(Extracted data entries)
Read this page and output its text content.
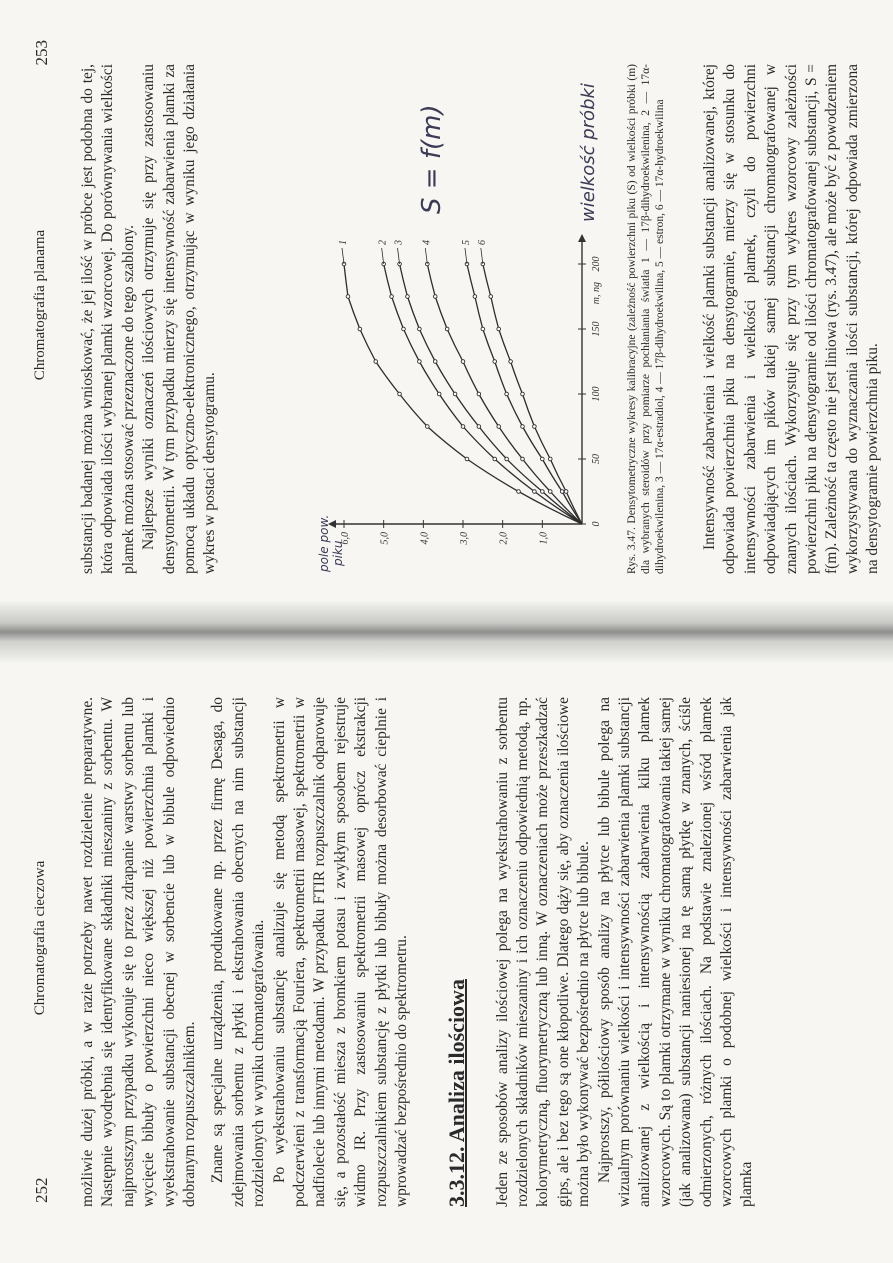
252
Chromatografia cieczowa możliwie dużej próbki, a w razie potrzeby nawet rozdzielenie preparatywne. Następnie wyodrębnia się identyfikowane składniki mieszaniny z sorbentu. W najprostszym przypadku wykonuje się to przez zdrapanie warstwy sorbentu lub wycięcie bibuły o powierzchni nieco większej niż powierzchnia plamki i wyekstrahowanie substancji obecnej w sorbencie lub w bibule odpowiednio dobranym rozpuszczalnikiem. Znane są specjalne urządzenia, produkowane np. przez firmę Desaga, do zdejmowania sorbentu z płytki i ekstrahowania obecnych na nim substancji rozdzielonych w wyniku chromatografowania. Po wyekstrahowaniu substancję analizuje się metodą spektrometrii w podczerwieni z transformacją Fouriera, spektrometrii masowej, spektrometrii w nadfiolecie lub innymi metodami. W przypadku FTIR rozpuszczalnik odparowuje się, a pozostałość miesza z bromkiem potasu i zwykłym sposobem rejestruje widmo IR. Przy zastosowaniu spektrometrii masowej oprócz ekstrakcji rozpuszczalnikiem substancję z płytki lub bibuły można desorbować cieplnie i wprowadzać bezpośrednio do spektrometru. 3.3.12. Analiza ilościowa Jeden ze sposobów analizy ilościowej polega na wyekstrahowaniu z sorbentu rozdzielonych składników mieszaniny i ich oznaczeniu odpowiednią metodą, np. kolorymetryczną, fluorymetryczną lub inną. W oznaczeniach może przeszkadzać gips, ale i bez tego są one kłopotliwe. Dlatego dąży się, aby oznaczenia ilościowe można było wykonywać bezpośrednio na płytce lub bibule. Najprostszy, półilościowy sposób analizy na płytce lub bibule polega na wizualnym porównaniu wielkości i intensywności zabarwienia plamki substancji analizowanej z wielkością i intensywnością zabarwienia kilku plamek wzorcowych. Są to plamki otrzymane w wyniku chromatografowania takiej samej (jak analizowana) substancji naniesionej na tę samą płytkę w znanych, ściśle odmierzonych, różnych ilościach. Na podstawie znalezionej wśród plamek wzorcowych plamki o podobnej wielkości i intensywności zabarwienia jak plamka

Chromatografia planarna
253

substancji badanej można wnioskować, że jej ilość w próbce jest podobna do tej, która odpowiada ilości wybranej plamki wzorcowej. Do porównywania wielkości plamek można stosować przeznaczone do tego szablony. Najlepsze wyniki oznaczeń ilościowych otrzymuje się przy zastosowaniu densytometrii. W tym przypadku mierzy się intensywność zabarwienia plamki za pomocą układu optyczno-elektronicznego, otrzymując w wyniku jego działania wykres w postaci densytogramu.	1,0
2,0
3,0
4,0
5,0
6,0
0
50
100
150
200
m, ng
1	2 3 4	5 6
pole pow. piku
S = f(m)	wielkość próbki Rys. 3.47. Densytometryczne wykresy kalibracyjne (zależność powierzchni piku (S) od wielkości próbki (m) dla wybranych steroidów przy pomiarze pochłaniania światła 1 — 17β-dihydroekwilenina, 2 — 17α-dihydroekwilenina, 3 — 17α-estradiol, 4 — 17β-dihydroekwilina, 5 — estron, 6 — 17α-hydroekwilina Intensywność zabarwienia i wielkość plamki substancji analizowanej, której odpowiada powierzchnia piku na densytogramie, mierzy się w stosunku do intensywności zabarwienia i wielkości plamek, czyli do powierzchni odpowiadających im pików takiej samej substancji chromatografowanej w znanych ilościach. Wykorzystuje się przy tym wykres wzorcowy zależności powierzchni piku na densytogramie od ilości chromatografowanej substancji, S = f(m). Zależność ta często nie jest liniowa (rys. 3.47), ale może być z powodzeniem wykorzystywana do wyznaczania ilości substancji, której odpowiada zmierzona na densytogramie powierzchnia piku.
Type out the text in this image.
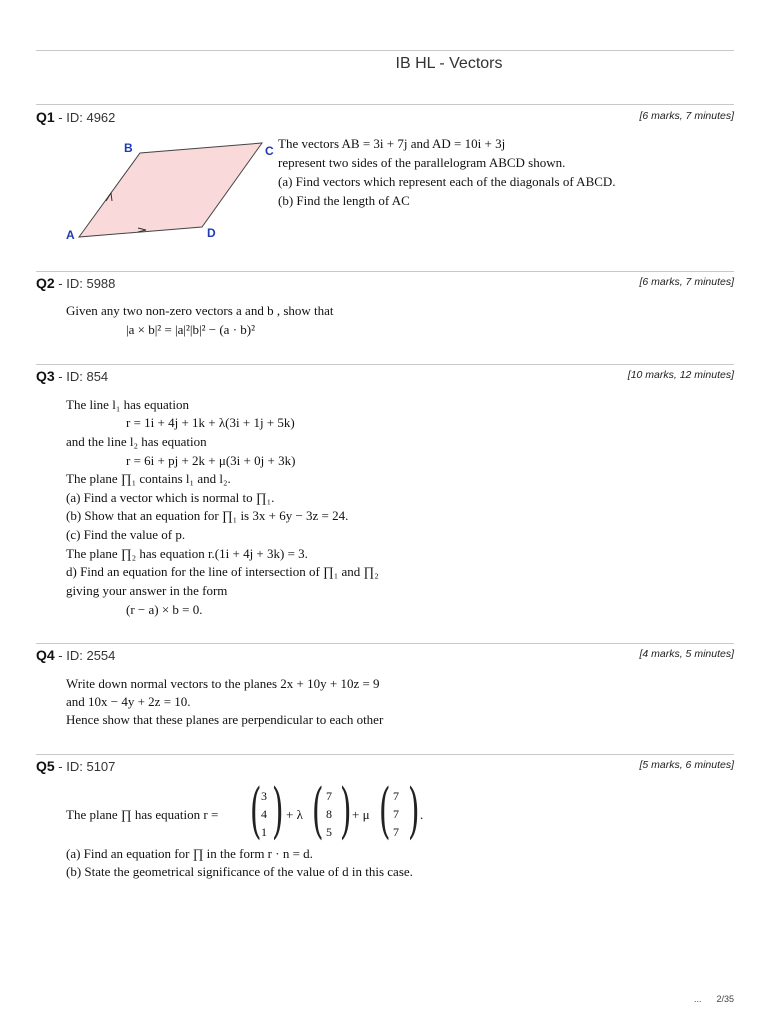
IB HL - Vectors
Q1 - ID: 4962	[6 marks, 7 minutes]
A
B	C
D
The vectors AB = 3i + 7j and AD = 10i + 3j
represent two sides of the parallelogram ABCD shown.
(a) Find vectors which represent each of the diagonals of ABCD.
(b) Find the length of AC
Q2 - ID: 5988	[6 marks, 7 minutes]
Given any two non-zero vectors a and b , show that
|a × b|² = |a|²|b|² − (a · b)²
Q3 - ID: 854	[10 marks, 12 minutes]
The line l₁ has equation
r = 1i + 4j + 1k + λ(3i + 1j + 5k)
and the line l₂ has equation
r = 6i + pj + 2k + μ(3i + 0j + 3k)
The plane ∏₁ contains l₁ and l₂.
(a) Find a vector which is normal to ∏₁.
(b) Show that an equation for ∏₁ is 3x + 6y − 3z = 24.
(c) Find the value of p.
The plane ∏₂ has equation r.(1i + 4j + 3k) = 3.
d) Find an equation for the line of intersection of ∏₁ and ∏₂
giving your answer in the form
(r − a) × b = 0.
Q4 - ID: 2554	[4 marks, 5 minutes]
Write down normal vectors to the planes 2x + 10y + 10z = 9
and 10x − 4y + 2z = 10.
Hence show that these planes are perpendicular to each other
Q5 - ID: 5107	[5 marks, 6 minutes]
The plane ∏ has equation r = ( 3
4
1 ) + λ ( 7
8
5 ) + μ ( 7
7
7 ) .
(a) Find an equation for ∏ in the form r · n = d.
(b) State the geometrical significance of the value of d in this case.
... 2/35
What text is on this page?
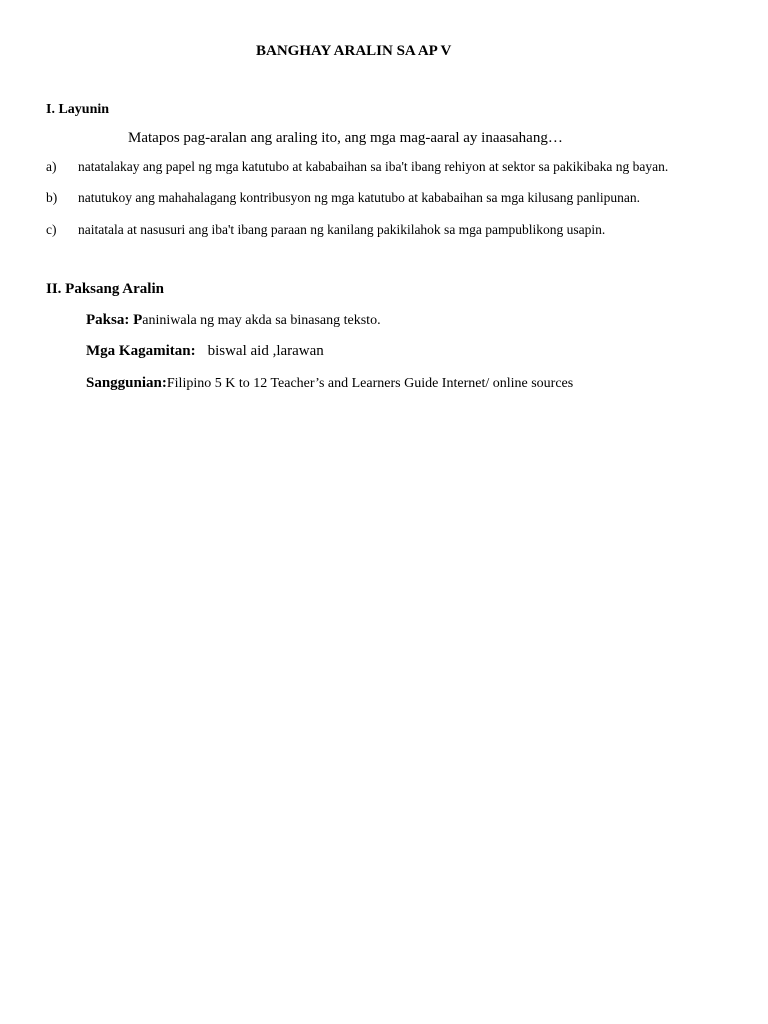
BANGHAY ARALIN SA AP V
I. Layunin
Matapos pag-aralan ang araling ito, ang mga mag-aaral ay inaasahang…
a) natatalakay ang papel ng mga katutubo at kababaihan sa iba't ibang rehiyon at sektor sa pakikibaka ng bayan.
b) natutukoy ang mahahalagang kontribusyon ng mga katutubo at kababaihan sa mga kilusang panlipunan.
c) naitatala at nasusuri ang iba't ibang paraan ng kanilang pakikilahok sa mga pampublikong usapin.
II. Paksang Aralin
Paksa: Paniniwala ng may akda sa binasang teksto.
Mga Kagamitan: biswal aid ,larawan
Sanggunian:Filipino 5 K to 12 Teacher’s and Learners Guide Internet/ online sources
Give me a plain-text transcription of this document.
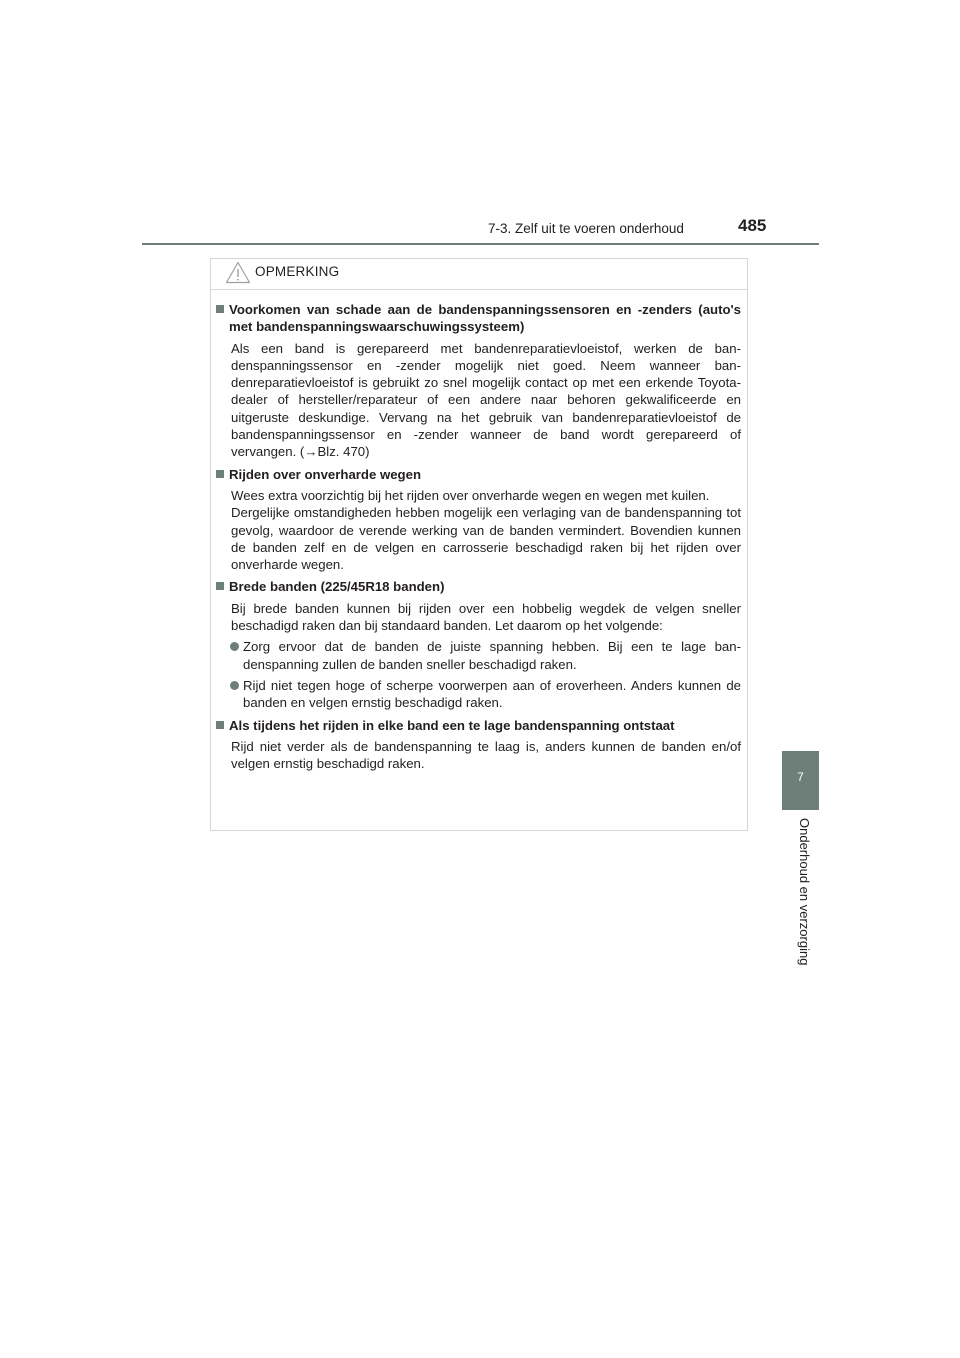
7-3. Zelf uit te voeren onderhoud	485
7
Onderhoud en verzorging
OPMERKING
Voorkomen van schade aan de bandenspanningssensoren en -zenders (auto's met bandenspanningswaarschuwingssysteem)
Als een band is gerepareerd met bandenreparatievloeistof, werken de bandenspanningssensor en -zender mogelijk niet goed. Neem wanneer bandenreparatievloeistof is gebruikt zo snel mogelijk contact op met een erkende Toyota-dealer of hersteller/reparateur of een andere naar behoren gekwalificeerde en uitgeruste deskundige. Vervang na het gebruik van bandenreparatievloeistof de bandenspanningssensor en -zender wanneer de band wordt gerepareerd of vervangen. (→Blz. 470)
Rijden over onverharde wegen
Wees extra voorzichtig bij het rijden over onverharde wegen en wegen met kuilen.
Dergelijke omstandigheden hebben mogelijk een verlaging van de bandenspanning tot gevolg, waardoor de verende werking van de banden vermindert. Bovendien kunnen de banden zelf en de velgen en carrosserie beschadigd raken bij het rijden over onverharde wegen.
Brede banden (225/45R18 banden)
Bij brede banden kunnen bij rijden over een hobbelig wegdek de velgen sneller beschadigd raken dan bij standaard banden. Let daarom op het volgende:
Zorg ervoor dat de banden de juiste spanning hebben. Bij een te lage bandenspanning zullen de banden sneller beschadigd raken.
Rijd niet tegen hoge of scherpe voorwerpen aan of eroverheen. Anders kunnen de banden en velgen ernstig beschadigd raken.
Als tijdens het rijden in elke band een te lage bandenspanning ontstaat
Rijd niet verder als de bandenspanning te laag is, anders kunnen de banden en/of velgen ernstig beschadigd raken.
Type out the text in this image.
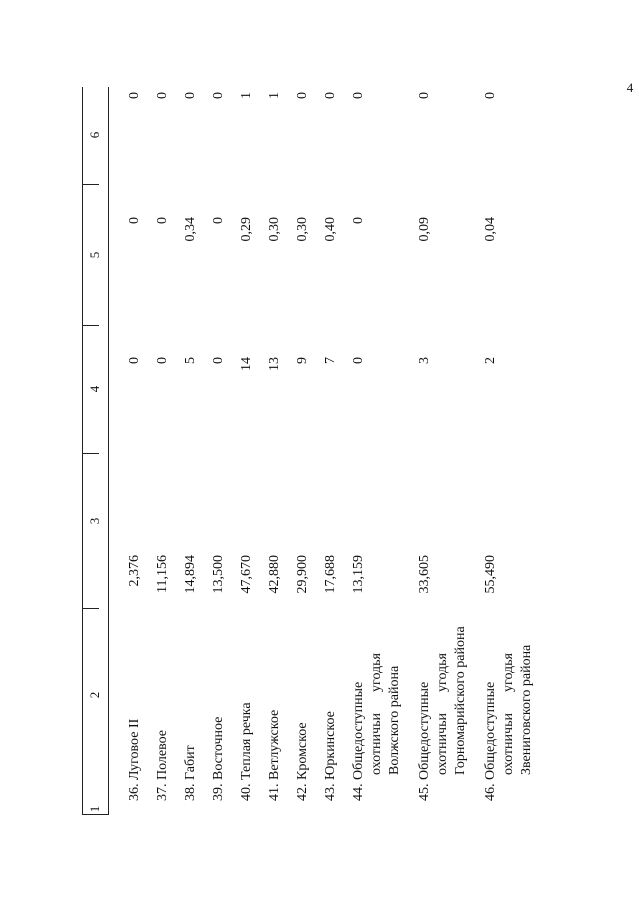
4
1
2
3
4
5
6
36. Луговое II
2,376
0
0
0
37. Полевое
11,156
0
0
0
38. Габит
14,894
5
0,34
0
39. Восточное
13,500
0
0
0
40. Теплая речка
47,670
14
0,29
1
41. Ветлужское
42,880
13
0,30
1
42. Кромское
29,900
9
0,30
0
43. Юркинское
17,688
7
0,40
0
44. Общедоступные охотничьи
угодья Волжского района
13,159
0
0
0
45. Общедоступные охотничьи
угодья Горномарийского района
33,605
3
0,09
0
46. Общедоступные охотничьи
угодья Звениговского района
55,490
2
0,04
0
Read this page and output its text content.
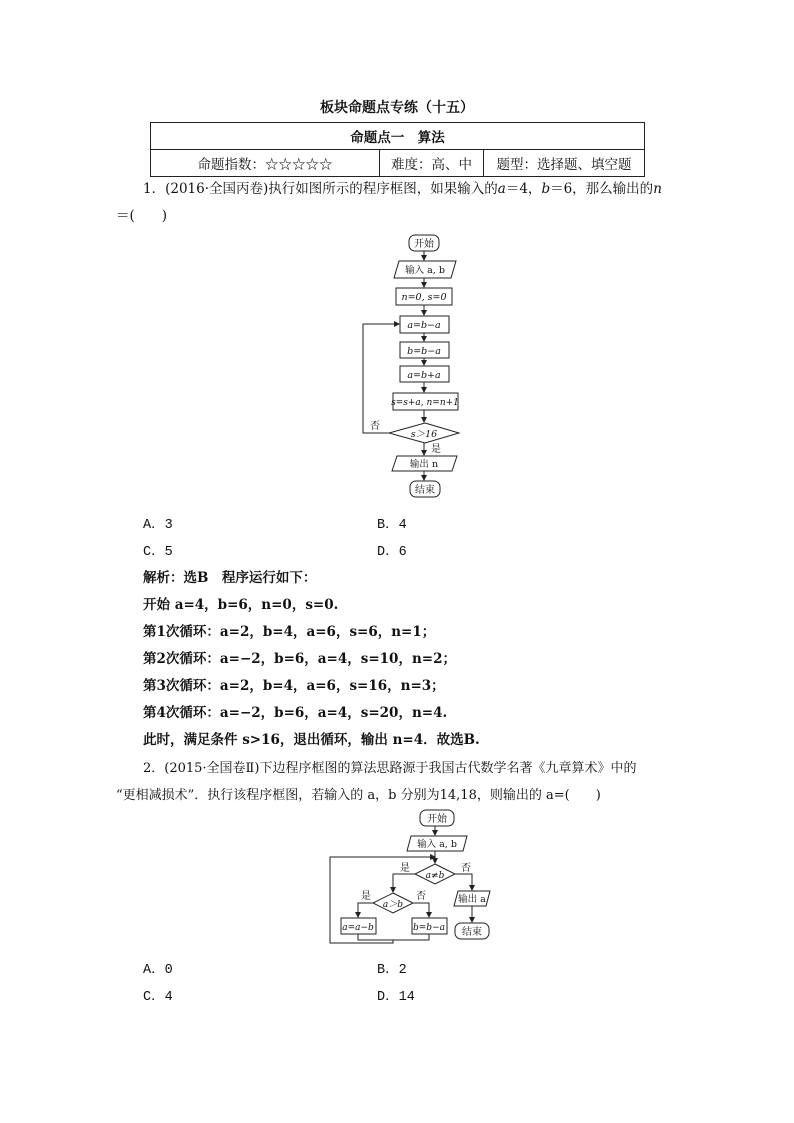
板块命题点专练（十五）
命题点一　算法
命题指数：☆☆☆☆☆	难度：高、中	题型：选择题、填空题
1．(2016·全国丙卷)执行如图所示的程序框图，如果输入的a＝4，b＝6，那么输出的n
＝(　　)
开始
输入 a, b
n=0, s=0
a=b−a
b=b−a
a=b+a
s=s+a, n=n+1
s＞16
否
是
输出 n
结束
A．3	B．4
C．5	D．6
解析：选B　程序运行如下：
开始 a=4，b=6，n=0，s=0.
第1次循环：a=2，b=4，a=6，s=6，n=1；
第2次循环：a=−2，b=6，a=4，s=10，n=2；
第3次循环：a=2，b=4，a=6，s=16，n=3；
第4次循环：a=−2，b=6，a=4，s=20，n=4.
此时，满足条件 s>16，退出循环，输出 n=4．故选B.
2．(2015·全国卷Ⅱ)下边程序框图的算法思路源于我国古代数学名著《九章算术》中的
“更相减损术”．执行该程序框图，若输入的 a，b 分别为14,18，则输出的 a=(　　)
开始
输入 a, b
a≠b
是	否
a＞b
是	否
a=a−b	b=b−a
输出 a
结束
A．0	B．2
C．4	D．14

Given task
Using the listing above, list every line in which the string "beschadigd" occurs.

Solution to the exercise
Dergelijke omstandigheden hebben mogelijk een verlaging van de bandenspanning tot gevolg, waardoor de verende werking van de banden vermindert. Bovendien kunnen de banden zelf en de velgen en carrosserie beschadigd raken bij het rijden over onverharde wegen.
Bij brede banden kunnen bij rijden over een hobbelig wegdek de velgen sneller beschadigd raken dan bij standaard banden. Let daarom op het volgende:
Zorg ervoor dat de banden de juiste spanning hebben. Bij een te lage bandenspanning zullen de banden sneller beschadigd raken.
Rijd niet tegen hoge of scherpe voorwerpen aan of eroverheen. Anders kunnen de banden en velgen ernstig beschadigd raken.
Rijd niet verder als de bandenspanning te laag is, anders kunnen de banden en/of velgen ernstig beschadigd raken.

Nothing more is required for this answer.